- Job:
Search the material below for the string "Administration" and list each line that holds it.

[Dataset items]
╭──

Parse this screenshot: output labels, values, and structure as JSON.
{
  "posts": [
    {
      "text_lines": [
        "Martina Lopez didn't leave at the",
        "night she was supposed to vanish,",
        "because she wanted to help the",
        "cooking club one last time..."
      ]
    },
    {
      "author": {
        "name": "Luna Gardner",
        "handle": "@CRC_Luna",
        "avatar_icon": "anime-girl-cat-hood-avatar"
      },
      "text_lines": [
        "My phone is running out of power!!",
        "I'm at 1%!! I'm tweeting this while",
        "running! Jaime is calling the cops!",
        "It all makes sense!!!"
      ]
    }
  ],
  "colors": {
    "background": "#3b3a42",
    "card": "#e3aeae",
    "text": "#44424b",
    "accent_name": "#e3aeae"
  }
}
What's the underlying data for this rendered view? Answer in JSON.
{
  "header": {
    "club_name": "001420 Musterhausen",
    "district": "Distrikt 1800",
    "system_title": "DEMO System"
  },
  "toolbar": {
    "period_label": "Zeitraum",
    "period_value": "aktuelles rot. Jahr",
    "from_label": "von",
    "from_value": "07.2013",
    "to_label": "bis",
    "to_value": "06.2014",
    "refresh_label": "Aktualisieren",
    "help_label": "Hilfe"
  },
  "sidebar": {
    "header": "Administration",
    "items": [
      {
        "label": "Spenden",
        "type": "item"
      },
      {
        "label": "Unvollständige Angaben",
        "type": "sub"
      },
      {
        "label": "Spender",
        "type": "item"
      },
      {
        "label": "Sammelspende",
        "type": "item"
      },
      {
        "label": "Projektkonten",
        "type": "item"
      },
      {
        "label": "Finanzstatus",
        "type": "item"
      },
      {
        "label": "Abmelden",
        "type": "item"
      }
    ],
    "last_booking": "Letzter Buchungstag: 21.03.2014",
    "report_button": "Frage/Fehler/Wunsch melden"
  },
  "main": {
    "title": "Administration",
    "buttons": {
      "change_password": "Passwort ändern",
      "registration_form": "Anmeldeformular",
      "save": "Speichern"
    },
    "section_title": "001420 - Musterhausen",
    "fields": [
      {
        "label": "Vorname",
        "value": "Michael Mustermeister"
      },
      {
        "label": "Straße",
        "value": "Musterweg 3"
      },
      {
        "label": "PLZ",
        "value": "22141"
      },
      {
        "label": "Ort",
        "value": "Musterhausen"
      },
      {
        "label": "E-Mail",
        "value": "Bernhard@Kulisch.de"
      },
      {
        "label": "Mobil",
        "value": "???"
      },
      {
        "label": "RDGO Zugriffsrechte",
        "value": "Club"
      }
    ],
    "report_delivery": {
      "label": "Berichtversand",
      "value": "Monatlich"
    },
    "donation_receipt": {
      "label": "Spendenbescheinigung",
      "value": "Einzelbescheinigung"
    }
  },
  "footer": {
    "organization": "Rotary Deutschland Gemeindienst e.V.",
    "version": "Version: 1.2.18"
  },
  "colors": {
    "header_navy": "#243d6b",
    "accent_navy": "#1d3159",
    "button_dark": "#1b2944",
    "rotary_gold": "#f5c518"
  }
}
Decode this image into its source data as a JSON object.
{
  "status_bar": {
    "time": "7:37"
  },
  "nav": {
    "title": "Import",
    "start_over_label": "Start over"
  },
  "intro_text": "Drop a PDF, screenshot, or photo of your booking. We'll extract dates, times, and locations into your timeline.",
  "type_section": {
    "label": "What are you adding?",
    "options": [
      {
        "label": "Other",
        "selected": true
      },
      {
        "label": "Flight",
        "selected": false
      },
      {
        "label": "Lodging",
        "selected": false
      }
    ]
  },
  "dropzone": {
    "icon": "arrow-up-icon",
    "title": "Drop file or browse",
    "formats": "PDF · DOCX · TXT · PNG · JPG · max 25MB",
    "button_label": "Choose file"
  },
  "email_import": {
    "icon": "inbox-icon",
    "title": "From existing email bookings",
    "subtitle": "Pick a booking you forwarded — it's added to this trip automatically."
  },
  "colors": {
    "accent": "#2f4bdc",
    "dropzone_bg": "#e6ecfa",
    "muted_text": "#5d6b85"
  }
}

╰──

- Answer to the exercise:
    "header": "Administration",
    "title": "Administration",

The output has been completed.